Where a line contains the word "Казбекович", copy that line.

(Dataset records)
· · ·
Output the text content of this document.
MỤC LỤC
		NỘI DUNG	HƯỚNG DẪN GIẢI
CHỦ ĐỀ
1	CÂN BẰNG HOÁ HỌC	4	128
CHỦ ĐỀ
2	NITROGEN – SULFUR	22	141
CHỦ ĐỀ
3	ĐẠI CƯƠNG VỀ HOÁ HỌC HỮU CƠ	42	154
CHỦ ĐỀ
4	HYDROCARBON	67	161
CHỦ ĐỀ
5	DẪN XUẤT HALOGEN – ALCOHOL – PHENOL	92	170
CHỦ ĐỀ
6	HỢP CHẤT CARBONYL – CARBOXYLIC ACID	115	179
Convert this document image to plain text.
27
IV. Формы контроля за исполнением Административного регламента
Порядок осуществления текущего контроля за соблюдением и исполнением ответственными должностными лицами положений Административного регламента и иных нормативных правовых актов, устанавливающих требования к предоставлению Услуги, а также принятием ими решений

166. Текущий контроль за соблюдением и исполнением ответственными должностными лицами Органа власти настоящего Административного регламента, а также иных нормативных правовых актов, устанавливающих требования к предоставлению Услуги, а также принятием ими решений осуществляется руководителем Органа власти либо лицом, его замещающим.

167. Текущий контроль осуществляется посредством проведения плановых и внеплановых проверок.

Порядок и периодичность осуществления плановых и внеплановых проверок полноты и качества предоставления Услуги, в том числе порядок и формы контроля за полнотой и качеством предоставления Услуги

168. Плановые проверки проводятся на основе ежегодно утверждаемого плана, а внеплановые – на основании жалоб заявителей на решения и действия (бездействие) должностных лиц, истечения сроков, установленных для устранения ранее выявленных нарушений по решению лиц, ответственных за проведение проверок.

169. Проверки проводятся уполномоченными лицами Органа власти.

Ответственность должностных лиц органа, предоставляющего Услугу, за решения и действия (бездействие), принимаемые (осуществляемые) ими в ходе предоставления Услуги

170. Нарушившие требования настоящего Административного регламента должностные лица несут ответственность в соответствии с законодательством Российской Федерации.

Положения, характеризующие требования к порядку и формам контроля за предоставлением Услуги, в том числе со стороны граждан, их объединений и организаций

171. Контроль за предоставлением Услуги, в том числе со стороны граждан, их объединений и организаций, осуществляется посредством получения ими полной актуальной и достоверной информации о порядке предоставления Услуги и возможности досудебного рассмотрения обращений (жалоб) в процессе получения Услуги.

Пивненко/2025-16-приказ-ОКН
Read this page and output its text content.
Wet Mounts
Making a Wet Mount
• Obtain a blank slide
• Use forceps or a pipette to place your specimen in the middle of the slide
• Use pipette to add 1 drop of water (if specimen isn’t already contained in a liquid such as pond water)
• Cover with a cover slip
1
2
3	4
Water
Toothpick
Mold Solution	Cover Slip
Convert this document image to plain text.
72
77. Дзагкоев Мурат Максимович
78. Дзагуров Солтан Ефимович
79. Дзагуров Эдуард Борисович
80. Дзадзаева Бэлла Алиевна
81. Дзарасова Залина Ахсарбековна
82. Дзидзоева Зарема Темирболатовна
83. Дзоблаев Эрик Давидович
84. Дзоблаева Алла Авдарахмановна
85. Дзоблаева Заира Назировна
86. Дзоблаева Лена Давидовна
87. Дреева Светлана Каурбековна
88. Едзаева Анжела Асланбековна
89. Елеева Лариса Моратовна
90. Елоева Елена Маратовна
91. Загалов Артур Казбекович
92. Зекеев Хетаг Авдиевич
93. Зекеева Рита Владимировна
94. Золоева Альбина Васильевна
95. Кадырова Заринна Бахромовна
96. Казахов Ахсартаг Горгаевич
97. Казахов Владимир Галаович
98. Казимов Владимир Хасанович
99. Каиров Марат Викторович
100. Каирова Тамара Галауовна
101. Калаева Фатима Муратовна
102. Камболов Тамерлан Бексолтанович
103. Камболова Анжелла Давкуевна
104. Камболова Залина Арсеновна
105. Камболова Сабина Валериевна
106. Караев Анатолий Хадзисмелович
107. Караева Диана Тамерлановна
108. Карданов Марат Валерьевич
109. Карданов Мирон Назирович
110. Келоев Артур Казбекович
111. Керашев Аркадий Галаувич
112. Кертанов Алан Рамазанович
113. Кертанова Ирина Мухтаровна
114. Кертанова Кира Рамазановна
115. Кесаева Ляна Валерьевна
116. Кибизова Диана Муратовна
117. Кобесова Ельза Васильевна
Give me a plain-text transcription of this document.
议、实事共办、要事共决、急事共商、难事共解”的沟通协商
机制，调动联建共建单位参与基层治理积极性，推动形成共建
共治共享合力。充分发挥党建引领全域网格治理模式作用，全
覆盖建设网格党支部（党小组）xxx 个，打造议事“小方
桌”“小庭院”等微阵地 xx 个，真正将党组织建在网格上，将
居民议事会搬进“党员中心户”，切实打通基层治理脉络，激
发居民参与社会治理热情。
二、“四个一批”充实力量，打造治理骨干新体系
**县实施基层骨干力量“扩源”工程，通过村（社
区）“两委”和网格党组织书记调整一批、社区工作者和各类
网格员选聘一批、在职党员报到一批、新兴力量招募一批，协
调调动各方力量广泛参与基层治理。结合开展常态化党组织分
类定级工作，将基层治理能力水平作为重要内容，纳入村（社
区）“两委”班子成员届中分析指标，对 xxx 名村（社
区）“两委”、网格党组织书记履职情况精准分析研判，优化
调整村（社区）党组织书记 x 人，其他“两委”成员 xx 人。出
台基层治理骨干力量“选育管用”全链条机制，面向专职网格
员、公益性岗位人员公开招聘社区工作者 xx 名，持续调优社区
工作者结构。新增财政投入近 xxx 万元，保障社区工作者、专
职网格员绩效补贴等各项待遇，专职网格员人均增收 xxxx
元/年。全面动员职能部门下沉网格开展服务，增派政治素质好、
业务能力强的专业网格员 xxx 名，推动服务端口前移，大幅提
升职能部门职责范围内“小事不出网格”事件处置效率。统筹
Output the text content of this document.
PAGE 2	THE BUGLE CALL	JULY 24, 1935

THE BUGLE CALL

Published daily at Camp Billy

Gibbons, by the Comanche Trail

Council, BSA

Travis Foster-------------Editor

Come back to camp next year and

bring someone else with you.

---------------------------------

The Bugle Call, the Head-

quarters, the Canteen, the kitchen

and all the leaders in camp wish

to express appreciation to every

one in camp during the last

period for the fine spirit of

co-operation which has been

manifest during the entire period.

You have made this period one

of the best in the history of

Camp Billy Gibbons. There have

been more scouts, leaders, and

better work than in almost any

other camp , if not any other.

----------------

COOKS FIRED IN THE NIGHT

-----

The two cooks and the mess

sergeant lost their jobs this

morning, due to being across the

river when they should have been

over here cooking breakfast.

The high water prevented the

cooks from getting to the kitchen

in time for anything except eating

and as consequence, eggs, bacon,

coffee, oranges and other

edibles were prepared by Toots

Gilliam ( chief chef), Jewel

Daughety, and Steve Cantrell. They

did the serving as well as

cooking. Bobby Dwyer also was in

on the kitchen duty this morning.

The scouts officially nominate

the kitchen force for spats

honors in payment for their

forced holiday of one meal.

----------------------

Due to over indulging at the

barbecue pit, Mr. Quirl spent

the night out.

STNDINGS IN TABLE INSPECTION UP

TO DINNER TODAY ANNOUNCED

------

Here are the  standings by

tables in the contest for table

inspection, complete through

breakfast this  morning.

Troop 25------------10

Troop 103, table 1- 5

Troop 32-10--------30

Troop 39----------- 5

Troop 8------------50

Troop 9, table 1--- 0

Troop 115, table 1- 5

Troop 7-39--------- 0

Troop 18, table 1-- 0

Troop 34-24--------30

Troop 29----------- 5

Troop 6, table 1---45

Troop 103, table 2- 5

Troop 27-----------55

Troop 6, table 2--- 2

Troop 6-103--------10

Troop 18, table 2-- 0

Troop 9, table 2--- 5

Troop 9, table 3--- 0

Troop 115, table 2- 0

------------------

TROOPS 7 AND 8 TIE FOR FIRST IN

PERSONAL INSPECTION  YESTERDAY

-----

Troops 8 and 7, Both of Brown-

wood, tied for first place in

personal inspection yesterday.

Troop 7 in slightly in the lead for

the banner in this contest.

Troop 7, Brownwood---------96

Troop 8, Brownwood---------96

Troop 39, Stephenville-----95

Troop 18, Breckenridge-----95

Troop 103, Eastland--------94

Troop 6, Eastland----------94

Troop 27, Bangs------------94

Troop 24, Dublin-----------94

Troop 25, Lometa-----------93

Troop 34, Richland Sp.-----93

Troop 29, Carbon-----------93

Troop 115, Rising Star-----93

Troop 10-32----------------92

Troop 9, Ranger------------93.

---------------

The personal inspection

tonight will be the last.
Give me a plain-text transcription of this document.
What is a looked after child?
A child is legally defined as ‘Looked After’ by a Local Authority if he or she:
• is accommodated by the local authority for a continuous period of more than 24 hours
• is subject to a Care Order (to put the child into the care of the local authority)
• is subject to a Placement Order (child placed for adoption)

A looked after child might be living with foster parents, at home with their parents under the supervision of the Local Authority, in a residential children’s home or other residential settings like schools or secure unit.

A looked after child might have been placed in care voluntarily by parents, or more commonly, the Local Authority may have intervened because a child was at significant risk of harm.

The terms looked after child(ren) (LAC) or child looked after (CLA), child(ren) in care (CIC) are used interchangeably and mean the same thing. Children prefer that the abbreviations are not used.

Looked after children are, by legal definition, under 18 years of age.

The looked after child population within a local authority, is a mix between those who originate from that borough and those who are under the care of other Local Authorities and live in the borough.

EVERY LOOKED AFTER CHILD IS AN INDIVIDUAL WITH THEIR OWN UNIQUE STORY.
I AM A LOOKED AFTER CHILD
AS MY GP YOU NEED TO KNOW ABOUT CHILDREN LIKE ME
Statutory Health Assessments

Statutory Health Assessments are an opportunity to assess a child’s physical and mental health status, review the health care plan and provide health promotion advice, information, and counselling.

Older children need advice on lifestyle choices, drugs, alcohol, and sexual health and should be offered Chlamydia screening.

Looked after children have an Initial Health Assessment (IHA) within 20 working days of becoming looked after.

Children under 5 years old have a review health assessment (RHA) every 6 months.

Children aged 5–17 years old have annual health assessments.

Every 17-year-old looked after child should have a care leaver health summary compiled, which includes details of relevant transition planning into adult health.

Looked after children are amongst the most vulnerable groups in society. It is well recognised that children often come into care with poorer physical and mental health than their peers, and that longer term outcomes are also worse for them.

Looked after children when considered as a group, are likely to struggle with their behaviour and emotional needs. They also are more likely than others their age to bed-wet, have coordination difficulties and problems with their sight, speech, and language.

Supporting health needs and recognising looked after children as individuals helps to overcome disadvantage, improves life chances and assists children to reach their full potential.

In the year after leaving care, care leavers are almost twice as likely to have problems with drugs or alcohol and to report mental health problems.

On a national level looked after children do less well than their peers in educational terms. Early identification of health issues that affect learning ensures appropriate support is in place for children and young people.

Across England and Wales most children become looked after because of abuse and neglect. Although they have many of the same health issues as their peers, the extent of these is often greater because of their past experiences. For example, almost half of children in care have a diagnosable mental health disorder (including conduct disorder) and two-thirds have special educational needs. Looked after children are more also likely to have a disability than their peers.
· · ·
## Answer below
91. Загалов Артур Казбекович
110. Келоев Артур Казбекович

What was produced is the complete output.